►

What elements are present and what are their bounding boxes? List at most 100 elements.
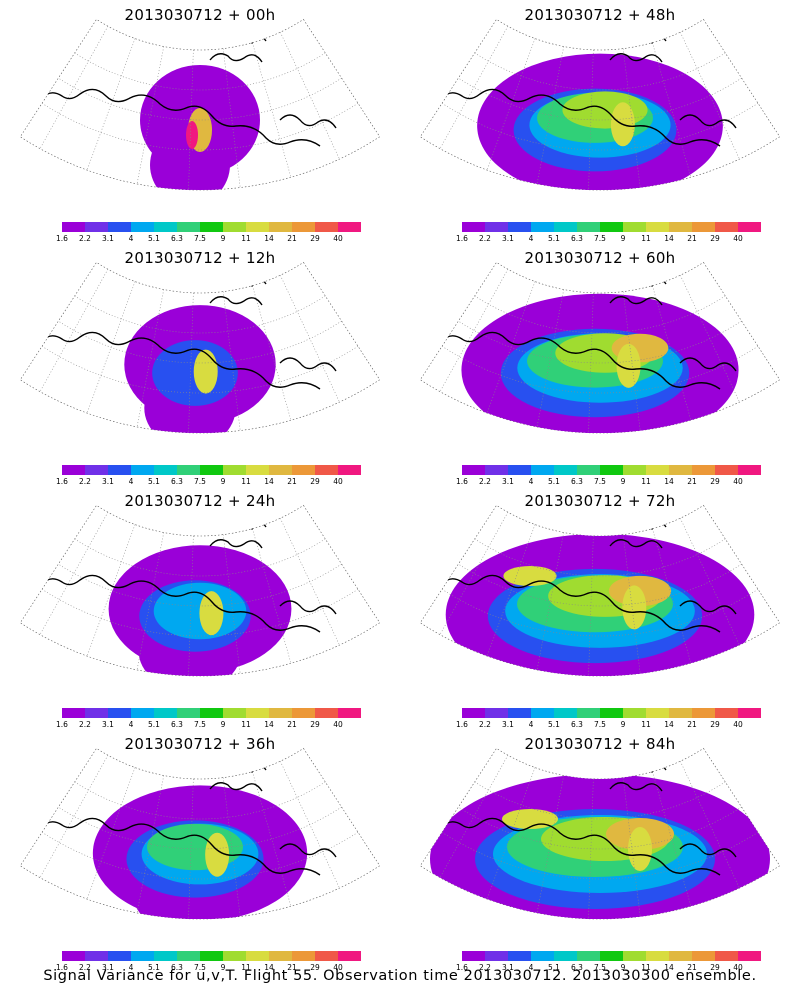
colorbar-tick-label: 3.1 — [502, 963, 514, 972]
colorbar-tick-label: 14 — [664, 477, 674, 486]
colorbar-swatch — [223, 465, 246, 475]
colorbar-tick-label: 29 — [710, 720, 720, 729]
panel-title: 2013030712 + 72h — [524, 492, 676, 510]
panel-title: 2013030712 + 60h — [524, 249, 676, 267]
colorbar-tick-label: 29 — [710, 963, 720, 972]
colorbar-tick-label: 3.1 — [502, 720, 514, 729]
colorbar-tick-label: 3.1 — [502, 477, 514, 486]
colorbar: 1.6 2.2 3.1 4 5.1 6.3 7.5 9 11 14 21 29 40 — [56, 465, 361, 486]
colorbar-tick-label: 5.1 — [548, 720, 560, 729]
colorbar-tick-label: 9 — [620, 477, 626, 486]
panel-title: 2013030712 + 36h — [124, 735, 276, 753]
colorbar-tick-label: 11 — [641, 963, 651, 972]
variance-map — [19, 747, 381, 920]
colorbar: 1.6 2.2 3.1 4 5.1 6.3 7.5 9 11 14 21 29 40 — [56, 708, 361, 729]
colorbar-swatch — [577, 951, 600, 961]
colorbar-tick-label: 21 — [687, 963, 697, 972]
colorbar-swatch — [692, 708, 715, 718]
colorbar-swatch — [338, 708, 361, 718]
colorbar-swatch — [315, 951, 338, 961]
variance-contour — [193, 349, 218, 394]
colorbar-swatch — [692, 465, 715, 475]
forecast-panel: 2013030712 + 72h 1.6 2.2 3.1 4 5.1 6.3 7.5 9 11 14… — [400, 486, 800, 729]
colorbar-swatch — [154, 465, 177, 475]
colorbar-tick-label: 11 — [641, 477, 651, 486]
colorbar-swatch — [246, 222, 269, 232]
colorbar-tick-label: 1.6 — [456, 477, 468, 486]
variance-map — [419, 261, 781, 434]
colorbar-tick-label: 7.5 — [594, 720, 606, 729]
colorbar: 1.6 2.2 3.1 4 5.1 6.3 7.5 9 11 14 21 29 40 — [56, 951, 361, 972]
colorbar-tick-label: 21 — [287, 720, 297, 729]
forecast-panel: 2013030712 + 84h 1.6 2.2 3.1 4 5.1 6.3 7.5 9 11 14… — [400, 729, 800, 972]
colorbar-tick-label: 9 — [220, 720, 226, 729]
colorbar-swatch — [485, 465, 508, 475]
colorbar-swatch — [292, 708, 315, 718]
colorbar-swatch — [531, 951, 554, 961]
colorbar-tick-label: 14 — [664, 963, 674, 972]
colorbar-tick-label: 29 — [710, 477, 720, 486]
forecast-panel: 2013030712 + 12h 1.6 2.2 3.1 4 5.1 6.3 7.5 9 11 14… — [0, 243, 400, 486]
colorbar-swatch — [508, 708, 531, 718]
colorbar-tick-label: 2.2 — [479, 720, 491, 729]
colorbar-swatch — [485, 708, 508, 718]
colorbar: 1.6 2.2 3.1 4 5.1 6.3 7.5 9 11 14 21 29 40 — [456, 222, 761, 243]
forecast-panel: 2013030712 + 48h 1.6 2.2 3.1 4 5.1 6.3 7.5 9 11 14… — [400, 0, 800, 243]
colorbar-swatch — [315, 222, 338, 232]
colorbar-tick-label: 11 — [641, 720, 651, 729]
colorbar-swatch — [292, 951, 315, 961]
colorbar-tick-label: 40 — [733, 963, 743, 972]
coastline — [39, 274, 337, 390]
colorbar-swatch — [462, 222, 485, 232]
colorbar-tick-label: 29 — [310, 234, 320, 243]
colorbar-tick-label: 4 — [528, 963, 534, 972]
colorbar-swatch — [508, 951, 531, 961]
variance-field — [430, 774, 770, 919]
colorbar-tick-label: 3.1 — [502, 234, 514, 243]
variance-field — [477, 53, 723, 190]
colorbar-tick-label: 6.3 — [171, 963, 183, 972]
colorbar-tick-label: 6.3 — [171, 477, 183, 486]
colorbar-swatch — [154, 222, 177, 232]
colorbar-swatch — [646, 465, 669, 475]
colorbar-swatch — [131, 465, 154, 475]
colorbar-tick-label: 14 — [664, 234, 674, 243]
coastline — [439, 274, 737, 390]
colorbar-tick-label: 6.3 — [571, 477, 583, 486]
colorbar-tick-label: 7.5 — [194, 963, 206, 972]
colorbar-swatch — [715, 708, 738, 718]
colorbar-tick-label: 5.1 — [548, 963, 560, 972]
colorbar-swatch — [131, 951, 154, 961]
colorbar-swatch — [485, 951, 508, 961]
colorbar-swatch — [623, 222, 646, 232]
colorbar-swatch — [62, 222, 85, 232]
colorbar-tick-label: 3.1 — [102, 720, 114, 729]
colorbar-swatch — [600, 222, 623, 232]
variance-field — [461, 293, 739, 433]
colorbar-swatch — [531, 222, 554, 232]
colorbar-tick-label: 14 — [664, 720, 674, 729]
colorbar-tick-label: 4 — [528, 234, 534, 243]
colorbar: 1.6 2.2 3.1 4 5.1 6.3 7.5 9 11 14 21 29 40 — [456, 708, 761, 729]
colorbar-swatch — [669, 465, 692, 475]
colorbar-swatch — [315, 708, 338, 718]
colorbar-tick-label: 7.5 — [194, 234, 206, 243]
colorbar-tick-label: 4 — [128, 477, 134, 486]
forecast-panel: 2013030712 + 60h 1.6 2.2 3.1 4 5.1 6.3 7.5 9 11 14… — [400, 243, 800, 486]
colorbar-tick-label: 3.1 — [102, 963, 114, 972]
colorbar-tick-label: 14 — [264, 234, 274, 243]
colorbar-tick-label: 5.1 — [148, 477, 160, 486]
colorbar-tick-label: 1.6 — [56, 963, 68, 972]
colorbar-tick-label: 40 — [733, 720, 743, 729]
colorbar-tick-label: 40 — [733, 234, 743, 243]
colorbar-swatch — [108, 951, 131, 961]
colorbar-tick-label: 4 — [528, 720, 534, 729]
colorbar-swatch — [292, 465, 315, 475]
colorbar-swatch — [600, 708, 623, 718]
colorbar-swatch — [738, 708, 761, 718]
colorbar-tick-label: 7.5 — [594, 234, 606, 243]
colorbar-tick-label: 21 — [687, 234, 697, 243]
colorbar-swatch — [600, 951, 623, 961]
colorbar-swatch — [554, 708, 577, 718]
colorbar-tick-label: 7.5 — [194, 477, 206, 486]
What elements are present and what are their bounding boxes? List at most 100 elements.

◄

• [Exercise directions]:
Update the items starting at the line that contains "colorbar-tick-label: 3.1 — [502, 963, 514, 972]" and ending at the line that contains "colorbar-tick-label: 14 — [664, 963, 674, 972]" by changing every "variance-map" to "spread-map". Write out only those lines, with nothing else altered.

• [Result of this task]:
colorbar-tick-label: 3.1 — [502, 963, 514, 972]
colorbar-tick-label: 14 — [664, 477, 674, 486]
colorbar-swatch — [223, 465, 246, 475]
colorbar-tick-label: 29 — [710, 720, 720, 729]
panel-title: 2013030712 + 72h — [524, 492, 676, 510]
panel-title: 2013030712 + 60h — [524, 249, 676, 267]
colorbar-tick-label: 29 — [710, 963, 720, 972]
colorbar-tick-label: 3.1 — [502, 720, 514, 729]
colorbar-tick-label: 3.1 — [502, 477, 514, 486]
colorbar: 1.6 2.2 3.1 4 5.1 6.3 7.5 9 11 14 21 29 40 — [56, 465, 361, 486]
colorbar-tick-label: 5.1 — [548, 720, 560, 729]
colorbar-tick-label: 9 — [620, 477, 626, 486]
panel-title: 2013030712 + 36h — [124, 735, 276, 753]
colorbar-tick-label: 11 — [641, 963, 651, 972]
spread-map — [19, 747, 381, 920]
colorbar: 1.6 2.2 3.1 4 5.1 6.3 7.5 9 11 14 21 29 40 — [56, 708, 361, 729]
colorbar-swatch — [577, 951, 600, 961]
colorbar-tick-label: 21 — [687, 963, 697, 972]
colorbar-swatch — [692, 708, 715, 718]
colorbar-swatch — [338, 708, 361, 718]
colorbar-swatch — [315, 951, 338, 961]
variance-contour — [193, 349, 218, 394]
colorbar-swatch — [692, 465, 715, 475]
forecast-panel: 2013030712 + 72h 1.6 2.2 3.1 4 5.1 6.3 7.5 9 11 14… — [400, 486, 800, 729]
colorbar-swatch — [154, 465, 177, 475]
colorbar-tick-label: 11 — [641, 477, 651, 486]
colorbar-swatch — [246, 222, 269, 232]
colorbar-tick-label: 1.6 — [456, 477, 468, 486]
spread-map — [419, 261, 781, 434]
colorbar-tick-label: 7.5 — [594, 720, 606, 729]
colorbar: 1.6 2.2 3.1 4 5.1 6.3 7.5 9 11 14 21 29 40 — [56, 951, 361, 972]
colorbar-tick-label: 21 — [287, 720, 297, 729]
forecast-panel: 2013030712 + 84h 1.6 2.2 3.1 4 5.1 6.3 7.5 9 11 14… — [400, 729, 800, 972]
colorbar-tick-label: 9 — [220, 720, 226, 729]
colorbar-swatch — [485, 465, 508, 475]
colorbar-swatch — [292, 708, 315, 718]
colorbar-swatch — [531, 951, 554, 961]
colorbar-tick-label: 14 — [664, 963, 674, 972]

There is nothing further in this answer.